>>>

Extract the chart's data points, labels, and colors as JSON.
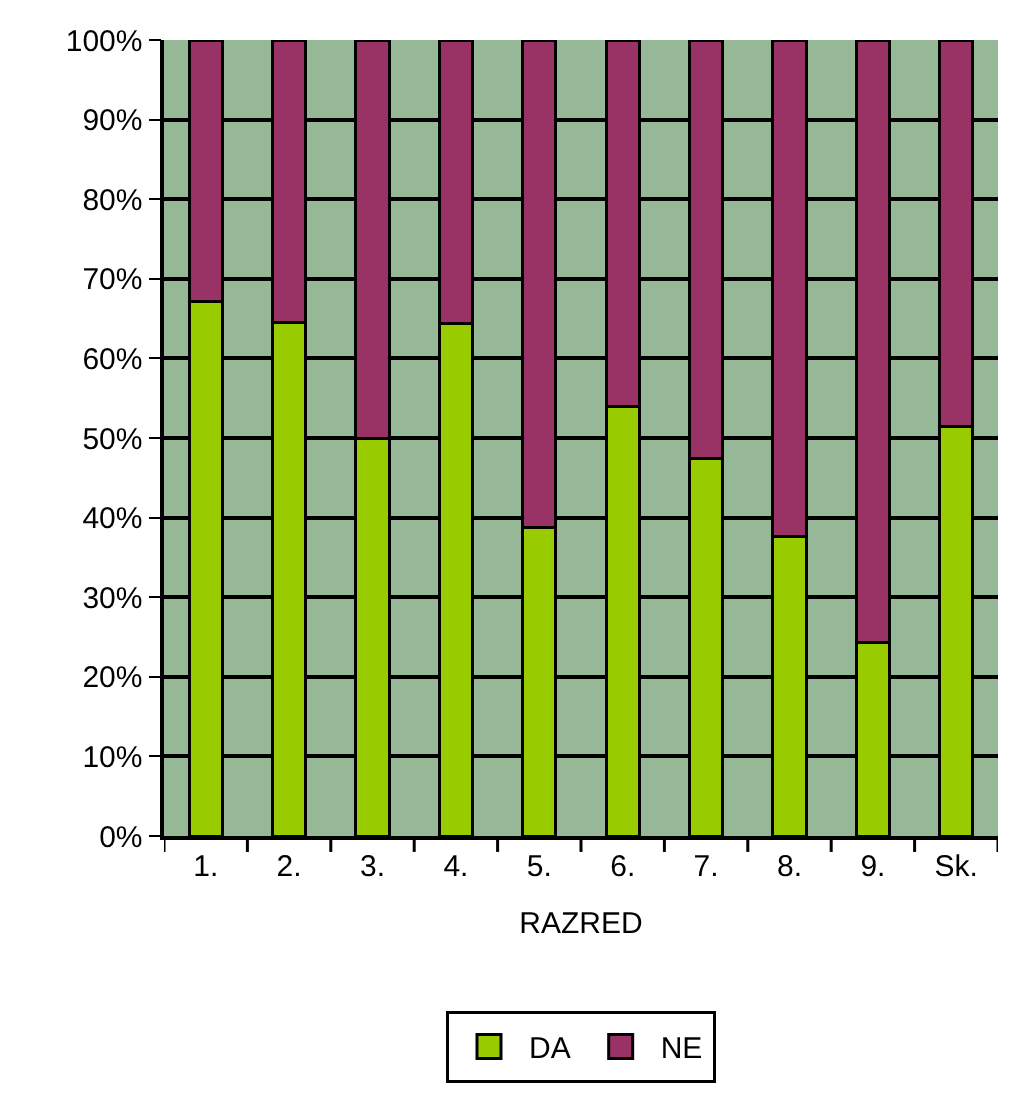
{
  "chart_data": {
    "type": "bar",
    "stacked": true,
    "xlabel": "RAZRED",
    "categories": [
      "1.",
      "2.",
      "3.",
      "4.",
      "5.",
      "6.",
      "7.",
      "8.",
      "9.",
      "Sk."
    ],
    "series": [
      {
        "name": "DA",
        "color": "#99cc00",
        "values": [
          67.2,
          64.5,
          50.0,
          64.4,
          38.7,
          53.9,
          47.4,
          37.6,
          24.3,
          51.5
        ]
      },
      {
        "name": "NE",
        "color": "#993366",
        "values": [
          32.8,
          35.5,
          50.0,
          35.6,
          61.3,
          46.1,
          52.6,
          62.4,
          75.7,
          48.5
        ]
      }
    ],
    "ylim": [
      0,
      100
    ],
    "yticks": [
      {
        "value": 0,
        "label": "0%"
      },
      {
        "value": 10,
        "label": "10%"
      },
      {
        "value": 20,
        "label": "20%"
      },
      {
        "value": 30,
        "label": "30%"
      },
      {
        "value": 40,
        "label": "40%"
      },
      {
        "value": 50,
        "label": "50%"
      },
      {
        "value": 60,
        "label": "60%"
      },
      {
        "value": 70,
        "label": "70%"
      },
      {
        "value": 80,
        "label": "80%"
      },
      {
        "value": 90,
        "label": "90%"
      },
      {
        "value": 100,
        "label": "100%"
      }
    ],
    "grid": "y",
    "legend": "bottom"
  }
}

<<<

• _EXERCISE GOAL_
Every line of the material is to be quoted exactly, with no pictures carried over.

• _COMPLETED TASK_
Extract the chart's data points, labels, and colors as JSON.
{
  "chart_data": {
    "type": "bar",
    "stacked": true,
    "xlabel": "RAZRED",
    "categories": [
      "1.",
      "2.",
      "3.",
      "4.",
      "5.",
      "6.",
      "7.",
      "8.",
      "9.",
      "Sk."
    ],
    "series": [
      {
        "name": "DA",
        "color": "#99cc00",
        "values": [
          67.2,
          64.5,
          50.0,
          64.4,
          38.7,
          53.9,
          47.4,
          37.6,
          24.3,
          51.5
        ]
      },
      {
        "name": "NE",
        "color": "#993366",
        "values": [
          32.8,
          35.5,
          50.0,
          35.6,
          61.3,
          46.1,
          52.6,
          62.4,
          75.7,
          48.5
        ]
      }
    ],
    "ylim": [
      0,
      100
    ],
    "yticks": [
      {
        "value": 0,
        "label": "0%"
      },
      {
        "value": 10,
        "label": "10%"
      },
      {
        "value": 20,
        "label": "20%"
      },
      {
        "value": 30,
        "label": "30%"
      },
      {
        "value": 40,
        "label": "40%"
      },
      {
        "value": 50,
        "label": "50%"
      },
      {
        "value": 60,
        "label": "60%"
      },
      {
        "value": 70,
        "label": "70%"
      },
      {
        "value": 80,
        "label": "80%"
      },
      {
        "value": 90,
        "label": "90%"
      },
      {
        "value": 100,
        "label": "100%"
      }
    ],
    "grid": "y",
    "legend": "bottom"
  }
}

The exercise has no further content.